— WHAT THE EXERCISE ASKS —
Print the data exactly as it is given, please.

— DATA FOR PROCESSING —
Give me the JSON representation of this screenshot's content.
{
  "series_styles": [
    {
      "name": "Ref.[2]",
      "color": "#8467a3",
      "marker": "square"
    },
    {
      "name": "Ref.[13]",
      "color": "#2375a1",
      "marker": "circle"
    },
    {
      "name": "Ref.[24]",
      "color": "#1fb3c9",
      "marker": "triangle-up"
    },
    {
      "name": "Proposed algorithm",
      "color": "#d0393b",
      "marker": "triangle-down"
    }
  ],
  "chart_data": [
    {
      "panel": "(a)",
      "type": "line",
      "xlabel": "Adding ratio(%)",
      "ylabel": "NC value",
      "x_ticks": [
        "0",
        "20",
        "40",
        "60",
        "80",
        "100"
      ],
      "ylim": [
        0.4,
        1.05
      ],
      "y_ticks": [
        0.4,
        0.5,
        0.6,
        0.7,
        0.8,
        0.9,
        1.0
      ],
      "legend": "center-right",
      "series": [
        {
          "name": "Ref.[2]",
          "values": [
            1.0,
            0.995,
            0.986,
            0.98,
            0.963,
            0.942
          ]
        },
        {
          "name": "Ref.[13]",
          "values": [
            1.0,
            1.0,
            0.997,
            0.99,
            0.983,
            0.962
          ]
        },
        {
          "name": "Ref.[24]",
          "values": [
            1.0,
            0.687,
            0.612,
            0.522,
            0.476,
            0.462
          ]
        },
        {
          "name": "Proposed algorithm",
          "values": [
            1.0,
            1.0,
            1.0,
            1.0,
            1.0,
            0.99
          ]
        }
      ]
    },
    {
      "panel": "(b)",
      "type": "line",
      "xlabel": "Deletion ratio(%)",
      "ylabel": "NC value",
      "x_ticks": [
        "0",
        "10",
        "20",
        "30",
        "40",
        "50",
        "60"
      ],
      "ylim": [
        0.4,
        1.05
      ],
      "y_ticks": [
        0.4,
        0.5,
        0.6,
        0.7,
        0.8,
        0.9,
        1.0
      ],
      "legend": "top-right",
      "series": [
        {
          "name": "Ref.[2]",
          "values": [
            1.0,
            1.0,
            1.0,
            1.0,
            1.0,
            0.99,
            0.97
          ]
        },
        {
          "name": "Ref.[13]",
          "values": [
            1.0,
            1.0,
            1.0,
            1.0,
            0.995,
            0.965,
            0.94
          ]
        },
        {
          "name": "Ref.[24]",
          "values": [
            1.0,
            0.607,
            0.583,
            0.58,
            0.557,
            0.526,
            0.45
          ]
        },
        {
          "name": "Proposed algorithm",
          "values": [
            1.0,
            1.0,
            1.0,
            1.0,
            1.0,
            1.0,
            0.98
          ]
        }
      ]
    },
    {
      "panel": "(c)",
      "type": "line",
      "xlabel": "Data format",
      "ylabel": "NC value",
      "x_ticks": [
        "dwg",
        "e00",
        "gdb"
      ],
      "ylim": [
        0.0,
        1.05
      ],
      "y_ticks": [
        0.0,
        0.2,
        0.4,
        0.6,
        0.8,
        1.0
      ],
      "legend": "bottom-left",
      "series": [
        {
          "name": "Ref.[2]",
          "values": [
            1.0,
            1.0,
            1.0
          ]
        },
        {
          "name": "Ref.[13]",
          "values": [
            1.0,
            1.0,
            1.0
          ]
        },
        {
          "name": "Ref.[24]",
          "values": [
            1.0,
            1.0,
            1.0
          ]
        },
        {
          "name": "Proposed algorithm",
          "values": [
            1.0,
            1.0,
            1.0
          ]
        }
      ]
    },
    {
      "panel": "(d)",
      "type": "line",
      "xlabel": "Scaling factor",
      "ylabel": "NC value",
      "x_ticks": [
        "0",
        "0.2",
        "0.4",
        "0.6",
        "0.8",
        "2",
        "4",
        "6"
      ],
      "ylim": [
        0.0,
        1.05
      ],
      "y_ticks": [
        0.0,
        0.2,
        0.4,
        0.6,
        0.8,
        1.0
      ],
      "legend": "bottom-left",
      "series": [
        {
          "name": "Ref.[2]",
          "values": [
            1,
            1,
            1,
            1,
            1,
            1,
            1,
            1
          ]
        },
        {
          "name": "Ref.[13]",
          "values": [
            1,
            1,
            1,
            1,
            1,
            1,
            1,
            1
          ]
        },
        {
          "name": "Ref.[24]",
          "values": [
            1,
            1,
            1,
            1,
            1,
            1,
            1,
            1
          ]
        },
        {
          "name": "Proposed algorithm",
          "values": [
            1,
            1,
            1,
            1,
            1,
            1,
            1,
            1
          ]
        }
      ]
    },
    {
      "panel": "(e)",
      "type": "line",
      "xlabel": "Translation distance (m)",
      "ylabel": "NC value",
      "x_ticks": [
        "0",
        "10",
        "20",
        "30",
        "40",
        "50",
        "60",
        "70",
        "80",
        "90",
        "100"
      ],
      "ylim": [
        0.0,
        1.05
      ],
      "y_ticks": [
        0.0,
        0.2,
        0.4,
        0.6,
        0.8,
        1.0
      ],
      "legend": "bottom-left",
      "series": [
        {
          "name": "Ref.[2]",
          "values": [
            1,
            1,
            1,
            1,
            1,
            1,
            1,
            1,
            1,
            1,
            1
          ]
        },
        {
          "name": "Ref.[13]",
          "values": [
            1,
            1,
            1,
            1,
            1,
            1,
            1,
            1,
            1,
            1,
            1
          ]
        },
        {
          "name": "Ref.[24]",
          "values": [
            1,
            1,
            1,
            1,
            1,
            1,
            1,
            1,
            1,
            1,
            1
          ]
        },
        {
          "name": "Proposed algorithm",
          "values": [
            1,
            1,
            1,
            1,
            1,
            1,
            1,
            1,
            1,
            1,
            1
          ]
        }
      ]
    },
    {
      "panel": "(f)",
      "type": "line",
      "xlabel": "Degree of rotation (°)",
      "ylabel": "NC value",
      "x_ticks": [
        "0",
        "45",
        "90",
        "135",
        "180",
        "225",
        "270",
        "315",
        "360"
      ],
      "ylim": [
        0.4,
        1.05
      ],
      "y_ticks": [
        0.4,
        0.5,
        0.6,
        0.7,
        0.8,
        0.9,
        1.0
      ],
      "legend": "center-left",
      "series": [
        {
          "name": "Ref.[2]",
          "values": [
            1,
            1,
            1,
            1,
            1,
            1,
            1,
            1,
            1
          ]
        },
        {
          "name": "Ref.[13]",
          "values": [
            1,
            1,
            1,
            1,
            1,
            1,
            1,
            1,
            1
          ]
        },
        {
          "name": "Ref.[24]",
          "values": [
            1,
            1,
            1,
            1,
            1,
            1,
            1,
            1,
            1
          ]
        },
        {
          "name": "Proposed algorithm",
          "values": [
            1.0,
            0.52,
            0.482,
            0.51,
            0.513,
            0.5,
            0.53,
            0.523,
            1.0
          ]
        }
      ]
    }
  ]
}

— THE RESULT —
Give me the JSON representation of this screenshot's content.
{
  "series_styles": [
    {
      "name": "Ref.[2]",
      "color": "#8467a3",
      "marker": "square"
    },
    {
      "name": "Ref.[13]",
      "color": "#2375a1",
      "marker": "circle"
    },
    {
      "name": "Ref.[24]",
      "color": "#1fb3c9",
      "marker": "triangle-up"
    },
    {
      "name": "Proposed algorithm",
      "color": "#d0393b",
      "marker": "triangle-down"
    }
  ],
  "chart_data": [
    {
      "panel": "(a)",
      "type": "line",
      "xlabel": "Adding ratio(%)",
      "ylabel": "NC value",
      "x_ticks": [
        "0",
        "20",
        "40",
        "60",
        "80",
        "100"
      ],
      "ylim": [
        0.4,
        1.05
      ],
      "y_ticks": [
        0.4,
        0.5,
        0.6,
        0.7,
        0.8,
        0.9,
        1.0
      ],
      "legend": "center-right",
      "series": [
        {
          "name": "Ref.[2]",
          "values": [
            1.0,
            0.995,
            0.986,
            0.98,
            0.963,
            0.942
          ]
        },
        {
          "name": "Ref.[13]",
          "values": [
            1.0,
            1.0,
            0.997,
            0.99,
            0.983,
            0.962
          ]
        },
        {
          "name": "Ref.[24]",
          "values": [
            1.0,
            0.687,
            0.612,
            0.522,
            0.476,
            0.462
          ]
        },
        {
          "name": "Proposed algorithm",
          "values": [
            1.0,
            1.0,
            1.0,
            1.0,
            1.0,
            0.99
          ]
        }
      ]
    },
    {
      "panel": "(b)",
      "type": "line",
      "xlabel": "Deletion ratio(%)",
      "ylabel": "NC value",
      "x_ticks": [
        "0",
        "10",
        "20",
        "30",
        "40",
        "50",
        "60"
      ],
      "ylim": [
        0.4,
        1.05
      ],
      "y_ticks": [
        0.4,
        0.5,
        0.6,
        0.7,
        0.8,
        0.9,
        1.0
      ],
      "legend": "top-right",
      "series": [
        {
          "name": "Ref.[2]",
          "values": [
            1.0,
            1.0,
            1.0,
            1.0,
            1.0,
            0.99,
            0.97
          ]
        },
        {
          "name": "Ref.[13]",
          "values": [
            1.0,
            1.0,
            1.0,
            1.0,
            0.995,
            0.965,
            0.94
          ]
        },
        {
          "name": "Ref.[24]",
          "values": [
            1.0,
            0.607,
            0.583,
            0.58,
            0.557,
            0.526,
            0.45
          ]
        },
        {
          "name": "Proposed algorithm",
          "values": [
            1.0,
            1.0,
            1.0,
            1.0,
            1.0,
            1.0,
            0.98
          ]
        }
      ]
    },
    {
      "panel": "(c)",
      "type": "line",
      "xlabel": "Data format",
      "ylabel": "NC value",
      "x_ticks": [
        "dwg",
        "e00",
        "gdb"
      ],
      "ylim": [
        0.0,
        1.05
      ],
      "y_ticks": [
        0.0,
        0.2,
        0.4,
        0.6,
        0.8,
        1.0
      ],
      "legend": "bottom-left",
      "series": [
        {
          "name": "Ref.[2]",
          "values": [
            1.0,
            1.0,
            1.0
          ]
        },
        {
          "name": "Ref.[13]",
          "values": [
            1.0,
            1.0,
            1.0
          ]
        },
        {
          "name": "Ref.[24]",
          "values": [
            1.0,
            1.0,
            1.0
          ]
        },
        {
          "name": "Proposed algorithm",
          "values": [
            1.0,
            1.0,
            1.0
          ]
        }
      ]
    },
    {
      "panel": "(d)",
      "type": "line",
      "xlabel": "Scaling factor",
      "ylabel": "NC value",
      "x_ticks": [
        "0",
        "0.2",
        "0.4",
        "0.6",
        "0.8",
        "2",
        "4",
        "6"
      ],
      "ylim": [
        0.0,
        1.05
      ],
      "y_ticks": [
        0.0,
        0.2,
        0.4,
        0.6,
        0.8,
        1.0
      ],
      "legend": "bottom-left",
      "series": [
        {
          "name": "Ref.[2]",
          "values": [
            1,
            1,
            1,
            1,
            1,
            1,
            1,
            1
          ]
        },
        {
          "name": "Ref.[13]",
          "values": [
            1,
            1,
            1,
            1,
            1,
            1,
            1,
            1
          ]
        },
        {
          "name": "Ref.[24]",
          "values": [
            1,
            1,
            1,
            1,
            1,
            1,
            1,
            1
          ]
        },
        {
          "name": "Proposed algorithm",
          "values": [
            1,
            1,
            1,
            1,
            1,
            1,
            1,
            1
          ]
        }
      ]
    },
    {
      "panel": "(e)",
      "type": "line",
      "xlabel": "Translation distance (m)",
      "ylabel": "NC value",
      "x_ticks": [
        "0",
        "10",
        "20",
        "30",
        "40",
        "50",
        "60",
        "70",
        "80",
        "90",
        "100"
      ],
      "ylim": [
        0.0,
        1.05
      ],
      "y_ticks": [
        0.0,
        0.2,
        0.4,
        0.6,
        0.8,
        1.0
      ],
      "legend": "bottom-left",
      "series": [
        {
          "name": "Ref.[2]",
          "values": [
            1,
            1,
            1,
            1,
            1,
            1,
            1,
            1,
            1,
            1,
            1
          ]
        },
        {
          "name": "Ref.[13]",
          "values": [
            1,
            1,
            1,
            1,
            1,
            1,
            1,
            1,
            1,
            1,
            1
          ]
        },
        {
          "name": "Ref.[24]",
          "values": [
            1,
            1,
            1,
            1,
            1,
            1,
            1,
            1,
            1,
            1,
            1
          ]
        },
        {
          "name": "Proposed algorithm",
          "values": [
            1,
            1,
            1,
            1,
            1,
            1,
            1,
            1,
            1,
            1,
            1
          ]
        }
      ]
    },
    {
      "panel": "(f)",
      "type": "line",
      "xlabel": "Degree of rotation (°)",
      "ylabel": "NC value",
      "x_ticks": [
        "0",
        "45",
        "90",
        "135",
        "180",
        "225",
        "270",
        "315",
        "360"
      ],
      "ylim": [
        0.4,
        1.05
      ],
      "y_ticks": [
        0.4,
        0.5,
        0.6,
        0.7,
        0.8,
        0.9,
        1.0
      ],
      "legend": "center-left",
      "series": [
        {
          "name": "Ref.[2]",
          "values": [
            1,
            1,
            1,
            1,
            1,
            1,
            1,
            1,
            1
          ]
        },
        {
          "name": "Ref.[13]",
          "values": [
            1,
            1,
            1,
            1,
            1,
            1,
            1,
            1,
            1
          ]
        },
        {
          "name": "Ref.[24]",
          "values": [
            1,
            1,
            1,
            1,
            1,
            1,
            1,
            1,
            1
          ]
        },
        {
          "name": "Proposed algorithm",
          "values": [
            1.0,
            0.52,
            0.482,
            0.51,
            0.513,
            0.5,
            0.53,
            0.523,
            1.0
          ]
        }
      ]
    }
  ]
}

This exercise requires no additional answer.